*Aim*.
Find every line below that contains the word "ylabel" and copy it out.

*Given data*.
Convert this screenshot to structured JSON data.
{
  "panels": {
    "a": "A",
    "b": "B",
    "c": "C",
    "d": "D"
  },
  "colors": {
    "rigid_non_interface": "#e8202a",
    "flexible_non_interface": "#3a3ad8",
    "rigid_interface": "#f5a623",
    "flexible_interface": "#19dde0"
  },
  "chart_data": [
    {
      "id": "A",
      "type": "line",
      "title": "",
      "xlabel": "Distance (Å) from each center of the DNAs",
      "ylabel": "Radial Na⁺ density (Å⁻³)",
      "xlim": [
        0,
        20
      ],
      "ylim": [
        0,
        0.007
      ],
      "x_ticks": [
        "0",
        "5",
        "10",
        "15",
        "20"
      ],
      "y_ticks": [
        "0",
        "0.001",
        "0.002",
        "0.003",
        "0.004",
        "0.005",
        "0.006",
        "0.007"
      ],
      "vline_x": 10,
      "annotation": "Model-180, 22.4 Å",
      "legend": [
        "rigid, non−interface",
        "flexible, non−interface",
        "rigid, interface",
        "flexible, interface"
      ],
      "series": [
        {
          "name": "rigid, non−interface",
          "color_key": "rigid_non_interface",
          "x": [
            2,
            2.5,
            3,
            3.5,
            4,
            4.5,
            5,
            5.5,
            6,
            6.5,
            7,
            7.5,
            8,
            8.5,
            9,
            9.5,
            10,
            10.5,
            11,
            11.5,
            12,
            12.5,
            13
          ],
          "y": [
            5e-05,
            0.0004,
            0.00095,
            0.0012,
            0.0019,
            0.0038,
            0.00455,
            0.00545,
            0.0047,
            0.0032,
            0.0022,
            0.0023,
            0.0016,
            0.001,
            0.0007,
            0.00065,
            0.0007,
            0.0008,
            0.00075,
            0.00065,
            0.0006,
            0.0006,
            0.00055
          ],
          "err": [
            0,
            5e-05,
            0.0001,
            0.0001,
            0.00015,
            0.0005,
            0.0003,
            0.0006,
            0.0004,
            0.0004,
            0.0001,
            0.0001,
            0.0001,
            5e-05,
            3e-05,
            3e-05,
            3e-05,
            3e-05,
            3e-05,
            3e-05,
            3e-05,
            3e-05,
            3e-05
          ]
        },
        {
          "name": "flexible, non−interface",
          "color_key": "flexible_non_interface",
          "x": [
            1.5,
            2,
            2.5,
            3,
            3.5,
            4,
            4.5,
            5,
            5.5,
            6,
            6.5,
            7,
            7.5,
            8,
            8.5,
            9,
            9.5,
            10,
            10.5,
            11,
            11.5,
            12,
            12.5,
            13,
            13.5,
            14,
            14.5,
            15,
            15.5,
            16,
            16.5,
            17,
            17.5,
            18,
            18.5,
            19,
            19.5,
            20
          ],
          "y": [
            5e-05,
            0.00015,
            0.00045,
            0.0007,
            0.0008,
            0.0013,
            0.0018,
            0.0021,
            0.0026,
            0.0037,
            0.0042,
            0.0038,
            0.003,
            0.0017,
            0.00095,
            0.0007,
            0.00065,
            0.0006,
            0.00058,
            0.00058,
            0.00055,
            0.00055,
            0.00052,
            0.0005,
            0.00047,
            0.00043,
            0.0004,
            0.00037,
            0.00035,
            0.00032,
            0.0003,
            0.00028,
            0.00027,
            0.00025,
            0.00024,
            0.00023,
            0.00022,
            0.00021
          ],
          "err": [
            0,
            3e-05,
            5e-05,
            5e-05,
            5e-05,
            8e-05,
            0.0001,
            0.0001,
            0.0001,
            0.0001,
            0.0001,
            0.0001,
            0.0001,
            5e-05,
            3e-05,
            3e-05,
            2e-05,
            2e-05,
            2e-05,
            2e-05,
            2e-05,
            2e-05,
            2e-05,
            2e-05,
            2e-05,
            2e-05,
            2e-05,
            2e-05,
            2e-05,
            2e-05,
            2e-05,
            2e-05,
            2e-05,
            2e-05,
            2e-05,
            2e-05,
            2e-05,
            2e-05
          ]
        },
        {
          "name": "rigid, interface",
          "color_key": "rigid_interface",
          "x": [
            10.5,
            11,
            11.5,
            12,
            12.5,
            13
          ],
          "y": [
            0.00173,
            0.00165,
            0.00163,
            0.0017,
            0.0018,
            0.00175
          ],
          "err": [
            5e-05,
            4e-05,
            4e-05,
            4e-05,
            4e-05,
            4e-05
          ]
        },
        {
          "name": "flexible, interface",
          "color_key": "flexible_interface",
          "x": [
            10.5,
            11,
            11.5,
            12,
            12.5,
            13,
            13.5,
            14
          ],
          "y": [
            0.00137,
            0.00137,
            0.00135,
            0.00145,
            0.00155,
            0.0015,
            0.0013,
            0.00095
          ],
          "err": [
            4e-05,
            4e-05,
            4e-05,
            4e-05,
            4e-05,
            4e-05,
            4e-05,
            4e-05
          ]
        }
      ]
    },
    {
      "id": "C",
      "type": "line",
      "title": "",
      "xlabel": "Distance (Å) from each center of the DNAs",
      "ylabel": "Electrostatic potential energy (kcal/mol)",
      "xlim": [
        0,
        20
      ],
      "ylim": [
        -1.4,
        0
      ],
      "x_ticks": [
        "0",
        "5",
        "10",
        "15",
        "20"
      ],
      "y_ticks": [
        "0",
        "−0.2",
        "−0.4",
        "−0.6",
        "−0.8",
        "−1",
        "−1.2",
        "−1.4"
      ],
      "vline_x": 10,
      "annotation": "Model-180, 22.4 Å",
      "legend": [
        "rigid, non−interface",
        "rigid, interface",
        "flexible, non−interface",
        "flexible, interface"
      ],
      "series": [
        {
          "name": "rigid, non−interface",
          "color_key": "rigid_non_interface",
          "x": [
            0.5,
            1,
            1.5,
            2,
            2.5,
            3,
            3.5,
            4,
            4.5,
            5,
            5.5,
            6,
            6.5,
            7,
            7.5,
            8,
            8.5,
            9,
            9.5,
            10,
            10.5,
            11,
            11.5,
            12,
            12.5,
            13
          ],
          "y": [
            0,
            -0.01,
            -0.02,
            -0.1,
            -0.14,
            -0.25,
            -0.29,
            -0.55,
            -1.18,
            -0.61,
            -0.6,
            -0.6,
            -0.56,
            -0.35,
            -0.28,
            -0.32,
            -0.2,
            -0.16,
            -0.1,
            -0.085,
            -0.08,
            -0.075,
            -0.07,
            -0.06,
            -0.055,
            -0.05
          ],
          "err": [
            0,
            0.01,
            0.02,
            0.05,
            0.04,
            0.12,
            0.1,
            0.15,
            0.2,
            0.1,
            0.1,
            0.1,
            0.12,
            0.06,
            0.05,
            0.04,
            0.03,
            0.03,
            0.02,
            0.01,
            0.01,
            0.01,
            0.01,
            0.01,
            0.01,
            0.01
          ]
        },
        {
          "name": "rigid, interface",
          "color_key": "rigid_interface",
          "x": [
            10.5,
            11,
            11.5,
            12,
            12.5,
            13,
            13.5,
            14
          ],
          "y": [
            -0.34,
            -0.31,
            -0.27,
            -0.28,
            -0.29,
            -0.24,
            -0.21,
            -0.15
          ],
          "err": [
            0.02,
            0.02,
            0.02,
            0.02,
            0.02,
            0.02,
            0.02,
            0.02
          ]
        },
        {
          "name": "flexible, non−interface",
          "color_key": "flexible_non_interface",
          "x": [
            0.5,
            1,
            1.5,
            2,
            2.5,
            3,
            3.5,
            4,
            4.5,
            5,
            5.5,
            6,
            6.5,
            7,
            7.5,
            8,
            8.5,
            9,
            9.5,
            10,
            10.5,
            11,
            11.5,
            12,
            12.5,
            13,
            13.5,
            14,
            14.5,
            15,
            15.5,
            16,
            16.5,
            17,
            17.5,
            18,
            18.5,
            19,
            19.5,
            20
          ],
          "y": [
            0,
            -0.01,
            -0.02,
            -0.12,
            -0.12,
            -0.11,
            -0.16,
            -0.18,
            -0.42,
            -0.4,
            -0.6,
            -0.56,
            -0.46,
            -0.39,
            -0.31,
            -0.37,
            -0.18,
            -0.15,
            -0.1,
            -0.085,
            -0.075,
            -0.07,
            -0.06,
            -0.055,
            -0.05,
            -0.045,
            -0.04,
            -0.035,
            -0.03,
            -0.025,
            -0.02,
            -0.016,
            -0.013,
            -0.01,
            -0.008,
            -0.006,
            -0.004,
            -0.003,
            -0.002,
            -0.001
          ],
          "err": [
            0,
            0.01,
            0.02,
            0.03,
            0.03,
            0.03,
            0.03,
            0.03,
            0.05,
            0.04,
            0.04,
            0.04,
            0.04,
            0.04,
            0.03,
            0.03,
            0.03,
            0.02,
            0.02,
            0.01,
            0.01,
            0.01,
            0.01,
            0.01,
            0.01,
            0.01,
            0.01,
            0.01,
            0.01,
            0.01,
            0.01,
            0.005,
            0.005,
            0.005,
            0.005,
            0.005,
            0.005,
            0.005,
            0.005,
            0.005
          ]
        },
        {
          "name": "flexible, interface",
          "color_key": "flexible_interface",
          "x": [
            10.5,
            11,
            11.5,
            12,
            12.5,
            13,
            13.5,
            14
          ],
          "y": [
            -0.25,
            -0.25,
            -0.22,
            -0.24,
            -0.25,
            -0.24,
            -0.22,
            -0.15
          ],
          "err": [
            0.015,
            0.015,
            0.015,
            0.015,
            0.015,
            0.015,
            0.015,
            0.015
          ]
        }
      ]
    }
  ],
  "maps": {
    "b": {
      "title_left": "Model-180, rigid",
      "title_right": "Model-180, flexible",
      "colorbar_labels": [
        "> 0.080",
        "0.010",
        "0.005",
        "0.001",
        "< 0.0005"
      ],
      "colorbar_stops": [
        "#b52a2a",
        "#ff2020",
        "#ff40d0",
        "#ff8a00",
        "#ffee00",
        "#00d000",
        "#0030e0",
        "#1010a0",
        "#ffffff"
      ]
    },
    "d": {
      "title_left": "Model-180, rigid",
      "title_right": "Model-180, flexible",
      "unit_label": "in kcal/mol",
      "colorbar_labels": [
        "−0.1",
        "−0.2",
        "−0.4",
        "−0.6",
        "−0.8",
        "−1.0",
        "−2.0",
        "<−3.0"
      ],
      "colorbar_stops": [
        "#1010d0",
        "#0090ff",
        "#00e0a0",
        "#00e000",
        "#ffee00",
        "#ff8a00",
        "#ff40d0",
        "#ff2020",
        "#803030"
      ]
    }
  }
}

*Reply*.
      "ylabel": "Radial Na⁺ density (Å⁻³)",
      "ylabel": "Electrostatic potential energy (kcal/mol)",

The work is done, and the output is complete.